→ What you will do: Pull every line that holds the word "Stones" from the entries.

→ Collected data:

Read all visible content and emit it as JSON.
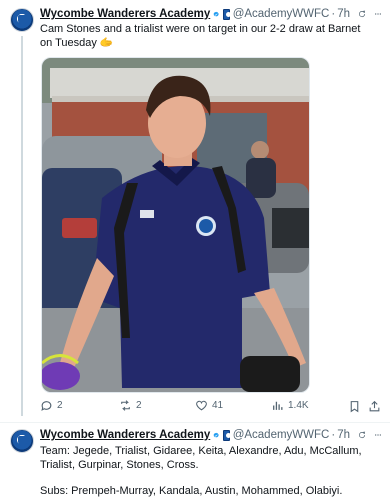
{
  "tweet1": {
    "name": "Wycombe Wanderers Academy",
    "handle": "@AcademyWWFC",
    "time": "7h",
    "text": "Cam Stones and a trialist were on target in our 2-2 draw at Barnet on Tuesday 🫱",
    "metrics": {
      "replies": "2",
      "reposts": "2",
      "likes": "41",
      "views": "1.4K"
    }
  },
  "tweet2": {
    "name": "Wycombe Wanderers Academy",
    "handle": "@AcademyWWFC",
    "time": "7h",
    "team": "Team: Jegede, Trialist, Gidaree, Keita, Alexandre, Adu, McCallum, Trialist, Gurpinar, Stones, Cross.",
    "subs": "Subs: Prempeh-Murray, Kandala, Austin, Mohammed, Olabiyi."
  },
  "dot": "·",
  "icons": [
    "verified-icon",
    "club-badge-icon",
    "grok-icon",
    "more-icon",
    "reply-icon",
    "repost-icon",
    "like-icon",
    "views-icon",
    "bookmark-icon",
    "share-icon"
  ],
  "colors": {
    "accent": "#1d9bf0",
    "muted": "#536471",
    "text": "#0f1419",
    "kit": "#1e2a6e"
  }
}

→ Correct result:
    "text": "Cam Stones and a trialist were on target in our 2-2 draw at Barnet on Tuesday 🫱",
    "team": "Team: Jegede, Trialist, Gidaree, Keita, Alexandre, Adu, McCallum, Trialist, Gurpinar, Stones, Cross.",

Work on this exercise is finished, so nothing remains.